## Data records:
'''

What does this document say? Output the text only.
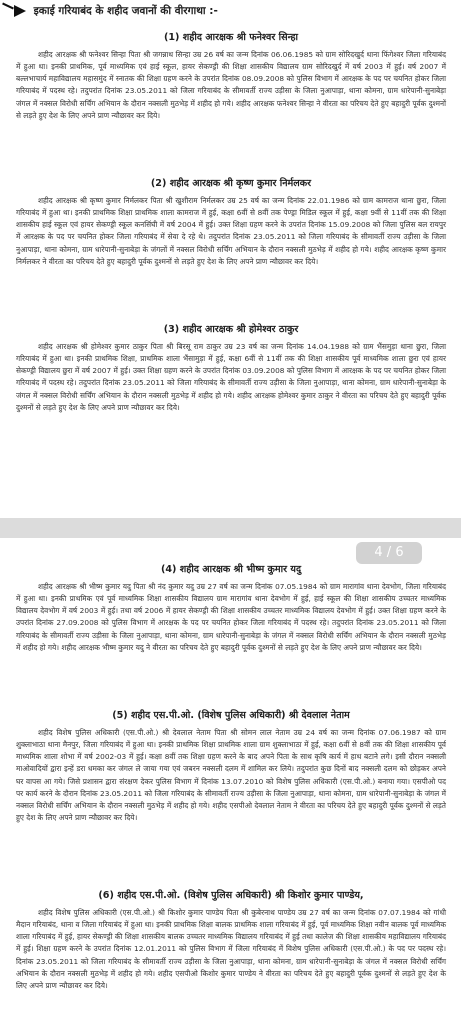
इकाई गरियाबंद के शहीद जवानों की वीरगाथा :-
(1) शहीद आरक्षक श्री फनेश्वर सिन्हा

शहीद आरक्षक श्री फनेश्वर सिन्हा पिता श्री जगन्नाथ सिन्हा उम्र 26 वर्ष का जन्म दिनांक 06.06.1985 को ग्राम सोरिदखुर्द थाना फिंगेश्वर जिला गरियाबंद में हुआ था। इनकी प्राथमिक, पूर्व माध्यमिक एवं हाई स्कूल, हायर सेकण्ड्री की शिक्षा शासकीय विद्यालय ग्राम सोरिदखुर्द में वर्ष 2003 में हुई। वर्ष 2007 में बल्लभाचार्य महाविद्यालय महासमुंद में स्नातक की शिक्षा ग्रहण करने के उपरांत दिनांक 08.09.2008 को पुलिस विभाग में आरक्षक के पद पर चयनित होकर जिला गरियाबंद में पदस्थ रहे। तदुपरांत दिनांक 23.05.2011 को जिला गरियाबंद के सीमावर्ती राज्य उड़ीसा के जिला नुआपाड़ा, थाना कोमना, ग्राम धारेपानी-सुनाबेड़ा जंगल में नक्सल विरोधी सर्चिंग अभियान के दौरान नक्सली मुठभेड़ में शहीद हो गये। शहीद आरक्षक फनेश्वर सिन्हा ने वीरता का परिचय देते हुए बहादुरी पूर्वक दुश्मनों से लड़ते हुए देश के लिए अपने प्राण न्यौछावर कर दिये।

(2) शहीद आरक्षक श्री कृष्ण कुमार निर्मलकर

शहीद आरक्षक श्री कृष्ण कुमार निर्मलकर पिता श्री खुशीराम निर्मलकर उम्र 25 वर्ष का जन्म दिनांक 22.01.1986 को ग्राम कामराज थाना छुरा, जिला गरियाबंद में हुआ था। इनकी प्राथमिक शिक्षा प्राथमिक शाला कामराज में हुई, कक्षा 6वीं से 8वीं तक पेण्ड्रा मिडिल स्कूल में हुई, कक्षा 9वीं से 11वीं तक की शिक्षा शासकीय हाई स्कूल एवं हायर सेकण्ड्री स्कूल कनसिंघी में वर्ष 2004 में हुई। उक्त शिक्षा ग्रहण करने के उपरांत दिनांक 15.09.2008 को जिला पुलिस बल रायपुर में आरक्षक के पद पर चयनित होकर जिला गरियाबंद में सेवा दे रहे थे। तदुपरांत दिनांक 23.05.2011 को जिला गरियाबंद के सीमावर्ती राज्य उड़ीसा के जिला नुआपाड़ा, थाना कोमना, ग्राम धारेपानी-सुनाबेड़ा के जंगलों में नक्सल विरोधी सर्चिंग अभियान के दौरान नक्सली मुठभेड़ में शहीद हो गये। शहीद आरक्षक कृष्ण कुमार निर्मलकर ने वीरता का परिचय देते हुए बहादुरी पूर्वक दुश्मनों से लड़ते हुए देश के लिए अपने प्राण न्यौछावर कर दिये।

(3) शहीद आरक्षक श्री होमेश्वर ठाकुर

शहीद आरक्षक श्री होमेश्वर कुमार ठाकुर पिता श्री बिरसू राम ठाकुर उम्र 23 वर्ष का जन्म दिनांक 14.04.1988 को ग्राम भैंसमुड़ा थाना छुरा, जिला गरियाबंद में हुआ था। इनकी प्राथमिक शिक्षा, प्राथमिक शाला भैंसामुड़ा में हुई, कक्षा 6वीं से 11वीं तक की शिक्षा शासकीय पूर्व माध्यमिक शाला छुरा एवं हायर सेकण्ड्री विद्यालय छुरा में वर्ष 2007 में हुई। उक्त शिक्षा ग्रहण करने के उपरांत दिनांक 03.09.2008 को पुलिस विभाग में आरक्षक के पद पर चयनित होकर जिला गरियाबंद में पदस्थ रहे। तदुपरांत दिनांक 23.05.2011 को जिला गरियाबंद के सीमावर्ती राज्य उड़ीसा के जिला नुआपाड़ा, थाना कोमना, ग्राम धारेपानी-सुनाबेड़ा के जंगल में नक्सल विरोधी सर्चिंग अभियान के दौरान नक्सली मुठभेड़ में शहीद हो गये। शहीद आरक्षक होमेश्वर कुमार ठाकुर ने वीरता का परिचय देते हुए बहादुरी पूर्वक दुश्मनों से लड़ते हुए देश के लिए अपने प्राण न्यौछावर कर दिये।

(4) शहीद आरक्षक श्री भीष्म कुमार यदु

शहीद आरक्षक श्री भीष्म कुमार यदु पिता श्री नंद कुमार यदु उम्र 27 वर्ष का जन्म दिनांक 07.05.1984 को ग्राम मारागांव थाना देवभोग, जिला गरियाबंद में हुआ था। इनकी प्राथमिक एवं पूर्व माध्यमिक शिक्षा शासकीय विद्यालय ग्राम मारागांव थाना देवभोग में हुई, हाई स्कूल की शिक्षा शासकीय उच्चतर माध्यमिक विद्यालय देवभोग में वर्ष 2003 में हुई। तथा वर्ष 2006 में हायर सेकण्ड्री की शिक्षा शासकीय उच्चतर माध्यमिक विद्यालय देवभोग में हुई। उक्त शिक्षा ग्रहण करने के उपरांत दिनांक 27.09.2008 को पुलिस विभाग में आरक्षक के पद पर चयनित होकर जिला गरियाबंद में पदस्थ रहे। तदुपरांत दिनांक 23.05.2011 को जिला गरियाबंद के सीमावर्ती राज्य उड़ीसा के जिला नुआपाड़ा, थाना कोमना, ग्राम धारेपानी-सुनाबेड़ा के जंगल में नक्सल विरोधी सर्चिंग अभियान के दौरान नक्सली मुठभेड़ में शहीद हो गये। शहीद आरक्षक भीष्म कुमार यदु ने वीरता का परिचय देते हुए बहादुरी पूर्वक दुश्मनों से लड़ते हुए देश के लिए अपने प्राण न्यौछावर कर दिये।

(5) शहीद एस.पी.ओ. (विशेष पुलिस अधिकारी) श्री देवलाल नेताम

शहीद विशेष पुलिस अधिकारी (एस.पी.ओ.) श्री देवलाल नेताम पिता श्री सोमन लाल नेताम उम्र 24 वर्ष का जन्म दिनांक 07.06.1987 को ग्राम शुक्लाभाठा थाना मैनपुर, जिला गरियाबंद में हुआ था। इनकी प्राथमिक शिक्षा प्राथमिक शाला ग्राम शुक्लाभाठा में हुई, कक्षा 6वीं से 8वीं तक की शिक्षा शासकीय पूर्व माध्यमिक शाला शोभा में वर्ष 2002-03 में हुई। कक्षा 8वीं तक शिक्षा ग्रहण करने के बाद अपने पिता के साथ कृषि कार्य में हाथ बटाने लगे। इसी दौरान नक्सली माओवादियों द्वारा इन्हें डरा धमका कर जंगल ले जाया गया एवं जबरन नक्सली दलम में शामिल कर लिये। तदुपरांत कुछ दिनों बाद नक्सली दलम को छोड़कर अपने घर वापस आ गये। जिसे प्रशासन द्वारा संरक्षण देकर पुलिस विभाग में दिनांक 13.07.2010 को विशेष पुलिस अधिकारी (एस.पी.ओ.) बनाया गया। एसपीओ पद पर कार्य करने के दौरान दिनांक 23.05.2011 को जिला गरियाबंद के सीमावर्ती राज्य उड़ीसा के जिला नुआपाड़ा, थाना कोमना, ग्राम धारेपानी-सुनाबेड़ा के जंगल में नक्सल विरोधी सर्चिंग अभियान के दौरान नक्सली मुठभेड़ में शहीद हो गये। शहीद एसपीओ देवलाल नेताम ने वीरता का परिचय देते हुए बहादुरी पूर्वक दुश्मनों से लड़ते हुए देश के लिए अपने प्राण न्यौछावर कर दिये।

(6) शहीद एस.पी.ओ. (विशेष पुलिस अधिकारी) श्री किशोर कुमार पाण्डेय,

शहीद विशेष पुलिस अधिकारी (एस.पी.ओ.) श्री किशोर कुमार पाण्डेय पिता श्री कुबेरनाथ पाण्डेय उम्र 27 वर्ष का जन्म दिनांक 07.07.1984 को गांधी मैदान गरियाबंद, थाना व जिला गरियाबंद में हुआ था। इनकी प्राथमिक शिक्षा बालक प्राथमिक शाला गरियाबंद में हुई, पूर्व माध्यमिक शिक्षा नवीन बालक पूर्व माध्यमिक शाला गरियाबंद में हुई, हायर सेकण्ड्री की शिक्षा शासकीय बालक उच्चतर माध्यमिक विद्यालय गरियाबंद में हुई तथा कालेज की शिक्षा शासकीय महाविद्यालय गरियाबंद में हुई। शिक्षा ग्रहण करने के उपरांत दिनांक 12.01.2011 को पुलिस विभाग में जिला गरियाबंद में विशेष पुलिस अधिकारी (एस.पी.ओ.) के पद पर पदस्थ रहे। दिनांक 23.05.2011 को जिला गरियाबंद के सीमावर्ती राज्य उड़ीसा के जिला नुआपाड़ा, थाना कोमना, ग्राम धारेपानी-सुनाबेड़ा के जंगल में नक्सल विरोधी सर्चिंग अभियान के दौरान नक्सली मुठभेड़ में शहीद हो गये। शहीद एसपीओ किशोर कुमार पाण्डेय ने वीरता का परिचय देते हुए बहादुरी पूर्वक दुश्मनों से लड़ते हुए देश के लिए अपने प्राण न्यौछावर कर दिये।

4 / 6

'''

## Written exercise:
Go through the records above and copy every line with the word "मलकर".

## Answer for the task:
(2) शहीद आरक्षक श्री कृष्ण कुमार निर्मलकर
शहीद आरक्षक श्री कृष्ण कुमार निर्मलकर पिता श्री खुशीराम निर्मलकर उम्र 25 वर्ष का जन्म दिनांक 22.01.1986 को ग्राम कामराज थाना छुरा, जिला गरियाबंद में हुआ था। इनकी प्राथमिक शिक्षा प्राथमिक शाला कामराज में हुई, कक्षा 6वीं से 8वीं तक पेण्ड्रा मिडिल स्कूल में हुई, कक्षा 9वीं से 11वीं तक की शिक्षा शासकीय हाई स्कूल एवं हायर सेकण्ड्री स्कूल कनसिंघी में वर्ष 2004 में हुई। उक्त शिक्षा ग्रहण करने के उपरांत दिनांक 15.09.2008 को जिला पुलिस बल रायपुर में आरक्षक के पद पर चयनित होकर जिला गरियाबंद में सेवा दे रहे थे। तदुपरांत दिनांक 23.05.2011 को जिला गरियाबंद के सीमावर्ती राज्य उड़ीसा के जिला नुआपाड़ा, थाना कोमना, ग्राम धारेपानी-सुनाबेड़ा के जंगलों में नक्सल विरोधी सर्चिंग अभियान के दौरान नक्सली मुठभेड़ में शहीद हो गये। शहीद आरक्षक कृष्ण कुमार निर्मलकर ने वीरता का परिचय देते हुए बहादुरी पूर्वक दुश्मनों से लड़ते हुए देश के लिए अपने प्राण न्यौछावर कर दिये।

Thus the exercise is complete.